• [Written task]
Among the following entries, count the lines that contain "kind" and report only the result.
• • •
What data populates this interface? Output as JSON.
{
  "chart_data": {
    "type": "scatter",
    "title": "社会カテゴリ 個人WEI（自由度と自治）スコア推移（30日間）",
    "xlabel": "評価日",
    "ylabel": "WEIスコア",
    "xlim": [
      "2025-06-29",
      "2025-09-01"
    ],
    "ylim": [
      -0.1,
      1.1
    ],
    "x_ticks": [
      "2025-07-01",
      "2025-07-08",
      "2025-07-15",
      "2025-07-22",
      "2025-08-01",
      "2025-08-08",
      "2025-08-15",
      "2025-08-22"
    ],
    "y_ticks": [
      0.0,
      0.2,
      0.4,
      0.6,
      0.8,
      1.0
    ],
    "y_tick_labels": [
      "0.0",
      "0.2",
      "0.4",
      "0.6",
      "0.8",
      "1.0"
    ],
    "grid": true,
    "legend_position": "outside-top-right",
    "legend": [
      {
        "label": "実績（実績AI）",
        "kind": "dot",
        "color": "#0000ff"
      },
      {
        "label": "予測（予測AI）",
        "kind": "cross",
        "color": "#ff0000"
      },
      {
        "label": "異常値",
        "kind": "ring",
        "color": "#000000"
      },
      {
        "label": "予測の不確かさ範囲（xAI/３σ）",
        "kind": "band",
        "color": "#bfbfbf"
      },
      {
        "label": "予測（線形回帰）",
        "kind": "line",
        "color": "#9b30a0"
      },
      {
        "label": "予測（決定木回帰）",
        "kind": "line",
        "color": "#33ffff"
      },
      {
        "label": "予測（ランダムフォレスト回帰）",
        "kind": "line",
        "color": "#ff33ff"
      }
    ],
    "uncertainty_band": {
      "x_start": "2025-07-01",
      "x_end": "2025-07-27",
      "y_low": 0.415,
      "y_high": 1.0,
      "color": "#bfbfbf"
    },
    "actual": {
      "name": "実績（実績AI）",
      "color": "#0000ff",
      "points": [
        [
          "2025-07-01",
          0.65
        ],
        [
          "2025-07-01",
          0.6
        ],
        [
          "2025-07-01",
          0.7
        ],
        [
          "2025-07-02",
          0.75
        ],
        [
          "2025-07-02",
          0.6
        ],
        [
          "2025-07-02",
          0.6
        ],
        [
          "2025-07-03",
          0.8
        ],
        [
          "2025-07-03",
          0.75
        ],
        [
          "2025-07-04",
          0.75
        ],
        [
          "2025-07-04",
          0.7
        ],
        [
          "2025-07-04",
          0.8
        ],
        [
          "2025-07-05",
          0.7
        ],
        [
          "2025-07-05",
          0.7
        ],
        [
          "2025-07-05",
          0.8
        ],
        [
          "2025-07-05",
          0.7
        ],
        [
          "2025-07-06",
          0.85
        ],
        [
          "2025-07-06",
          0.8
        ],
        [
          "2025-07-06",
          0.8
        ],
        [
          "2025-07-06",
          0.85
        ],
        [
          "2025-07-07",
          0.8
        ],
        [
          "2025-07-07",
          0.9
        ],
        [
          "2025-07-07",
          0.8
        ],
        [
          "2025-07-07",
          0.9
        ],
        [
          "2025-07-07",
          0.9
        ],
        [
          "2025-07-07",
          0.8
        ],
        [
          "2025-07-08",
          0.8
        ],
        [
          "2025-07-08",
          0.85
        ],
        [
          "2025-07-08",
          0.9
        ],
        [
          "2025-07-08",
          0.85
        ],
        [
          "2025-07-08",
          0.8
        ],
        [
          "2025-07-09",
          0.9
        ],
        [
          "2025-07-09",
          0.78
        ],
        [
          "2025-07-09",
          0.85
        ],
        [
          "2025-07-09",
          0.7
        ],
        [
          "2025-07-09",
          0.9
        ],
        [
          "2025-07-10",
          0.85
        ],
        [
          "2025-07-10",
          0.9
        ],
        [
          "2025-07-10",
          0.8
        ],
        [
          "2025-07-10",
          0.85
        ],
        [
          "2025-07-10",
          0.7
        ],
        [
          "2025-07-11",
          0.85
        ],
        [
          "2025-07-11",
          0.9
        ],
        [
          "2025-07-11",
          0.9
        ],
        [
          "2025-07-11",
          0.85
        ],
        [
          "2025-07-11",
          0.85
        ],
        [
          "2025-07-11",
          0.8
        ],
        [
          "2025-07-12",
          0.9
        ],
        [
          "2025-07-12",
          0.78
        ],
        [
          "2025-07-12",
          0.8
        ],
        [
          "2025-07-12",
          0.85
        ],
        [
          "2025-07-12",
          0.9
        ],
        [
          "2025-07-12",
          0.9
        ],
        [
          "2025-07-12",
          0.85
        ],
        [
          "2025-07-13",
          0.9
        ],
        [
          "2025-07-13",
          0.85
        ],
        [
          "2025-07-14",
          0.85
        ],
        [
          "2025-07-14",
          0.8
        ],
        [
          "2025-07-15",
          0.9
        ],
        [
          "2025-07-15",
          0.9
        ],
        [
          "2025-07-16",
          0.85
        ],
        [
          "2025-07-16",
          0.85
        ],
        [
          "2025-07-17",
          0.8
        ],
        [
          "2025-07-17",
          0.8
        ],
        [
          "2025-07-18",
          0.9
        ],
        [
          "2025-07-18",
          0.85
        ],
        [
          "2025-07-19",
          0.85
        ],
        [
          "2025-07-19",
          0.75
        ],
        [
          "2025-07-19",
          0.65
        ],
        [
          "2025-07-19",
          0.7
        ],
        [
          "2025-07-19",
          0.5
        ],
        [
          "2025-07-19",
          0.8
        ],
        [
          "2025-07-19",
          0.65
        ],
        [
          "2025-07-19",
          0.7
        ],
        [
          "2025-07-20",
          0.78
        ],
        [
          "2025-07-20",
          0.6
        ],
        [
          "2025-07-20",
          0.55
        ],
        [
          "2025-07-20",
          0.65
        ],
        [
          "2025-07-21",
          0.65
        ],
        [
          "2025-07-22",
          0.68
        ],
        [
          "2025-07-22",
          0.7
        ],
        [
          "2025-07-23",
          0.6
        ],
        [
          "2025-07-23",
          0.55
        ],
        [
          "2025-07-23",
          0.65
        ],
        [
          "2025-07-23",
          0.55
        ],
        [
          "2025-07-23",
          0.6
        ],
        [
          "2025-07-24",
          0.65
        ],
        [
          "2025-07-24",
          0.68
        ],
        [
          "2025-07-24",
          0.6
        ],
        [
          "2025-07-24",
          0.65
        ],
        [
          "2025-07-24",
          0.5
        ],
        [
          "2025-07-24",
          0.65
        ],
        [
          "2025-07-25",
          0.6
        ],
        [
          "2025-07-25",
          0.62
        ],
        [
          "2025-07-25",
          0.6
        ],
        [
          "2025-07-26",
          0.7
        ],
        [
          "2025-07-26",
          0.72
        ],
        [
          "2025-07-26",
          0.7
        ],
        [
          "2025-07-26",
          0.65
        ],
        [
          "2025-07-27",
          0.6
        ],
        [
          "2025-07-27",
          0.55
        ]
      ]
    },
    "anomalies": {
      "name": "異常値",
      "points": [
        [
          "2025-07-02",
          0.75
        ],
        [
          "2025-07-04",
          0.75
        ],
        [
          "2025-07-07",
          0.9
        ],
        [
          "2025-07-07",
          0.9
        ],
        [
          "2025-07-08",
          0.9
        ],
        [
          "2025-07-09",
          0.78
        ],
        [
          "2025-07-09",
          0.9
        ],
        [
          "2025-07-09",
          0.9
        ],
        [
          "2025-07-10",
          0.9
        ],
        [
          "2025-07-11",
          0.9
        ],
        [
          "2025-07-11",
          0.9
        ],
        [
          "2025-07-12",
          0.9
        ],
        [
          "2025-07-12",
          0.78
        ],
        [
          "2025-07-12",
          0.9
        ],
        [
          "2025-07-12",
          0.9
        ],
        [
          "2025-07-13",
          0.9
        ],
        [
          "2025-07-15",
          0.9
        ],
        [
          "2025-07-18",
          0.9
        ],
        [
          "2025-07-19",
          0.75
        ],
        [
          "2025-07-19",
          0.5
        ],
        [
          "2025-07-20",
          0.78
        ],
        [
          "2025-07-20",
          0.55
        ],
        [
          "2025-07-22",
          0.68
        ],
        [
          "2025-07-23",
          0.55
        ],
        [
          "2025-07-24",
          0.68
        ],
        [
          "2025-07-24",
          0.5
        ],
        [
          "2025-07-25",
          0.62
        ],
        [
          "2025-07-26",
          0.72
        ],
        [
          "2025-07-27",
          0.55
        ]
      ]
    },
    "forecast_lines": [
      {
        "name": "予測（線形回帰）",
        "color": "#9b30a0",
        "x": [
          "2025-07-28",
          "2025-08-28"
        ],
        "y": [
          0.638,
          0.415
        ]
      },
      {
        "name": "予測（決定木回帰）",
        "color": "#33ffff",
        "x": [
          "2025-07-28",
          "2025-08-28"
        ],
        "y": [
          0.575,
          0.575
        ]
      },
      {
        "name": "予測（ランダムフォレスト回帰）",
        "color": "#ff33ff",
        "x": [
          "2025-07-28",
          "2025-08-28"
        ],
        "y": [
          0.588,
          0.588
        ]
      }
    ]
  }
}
• • •
• [Expected output]
7